──────── AVAILABLE RECORDS ────────

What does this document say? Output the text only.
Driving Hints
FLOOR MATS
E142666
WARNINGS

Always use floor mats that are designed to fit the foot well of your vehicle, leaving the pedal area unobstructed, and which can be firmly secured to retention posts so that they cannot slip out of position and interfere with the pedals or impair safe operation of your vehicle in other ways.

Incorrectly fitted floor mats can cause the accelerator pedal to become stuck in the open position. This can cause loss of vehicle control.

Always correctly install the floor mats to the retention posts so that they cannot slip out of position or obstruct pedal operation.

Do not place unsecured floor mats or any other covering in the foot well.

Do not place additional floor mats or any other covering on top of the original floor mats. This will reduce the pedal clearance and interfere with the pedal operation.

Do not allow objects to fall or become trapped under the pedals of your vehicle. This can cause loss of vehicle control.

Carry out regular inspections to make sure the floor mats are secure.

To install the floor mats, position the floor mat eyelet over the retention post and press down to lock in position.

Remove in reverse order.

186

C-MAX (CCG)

────────

OBJECTIVE: Please quote the records above exactly, without skipping a line.

TASK ANSWER:
What does this document say? Output the text only.
Driving Hints
FLOOR MATS
E142666
WARNINGS

Always use floor mats that are designed to fit the foot well of your vehicle, leaving the pedal area unobstructed, and which can be firmly secured to retention posts so that they cannot slip out of position and interfere with the pedals or impair safe operation of your vehicle in other ways.

Incorrectly fitted floor mats can cause the accelerator pedal to become stuck in the open position. This can cause loss of vehicle control.

Always correctly install the floor mats to the retention posts so that they cannot slip out of position or obstruct pedal operation.

Do not place unsecured floor mats or any other covering in the foot well.

Do not place additional floor mats or any other covering on top of the original floor mats. This will reduce the pedal clearance and interfere with the pedal operation.

Do not allow objects to fall or become trapped under the pedals of your vehicle. This can cause loss of vehicle control.

Carry out regular inspections to make sure the floor mats are secure.

To install the floor mats, position the floor mat eyelet over the retention post and press down to lock in position.

Remove in reverse order.

186

C-MAX (CCG)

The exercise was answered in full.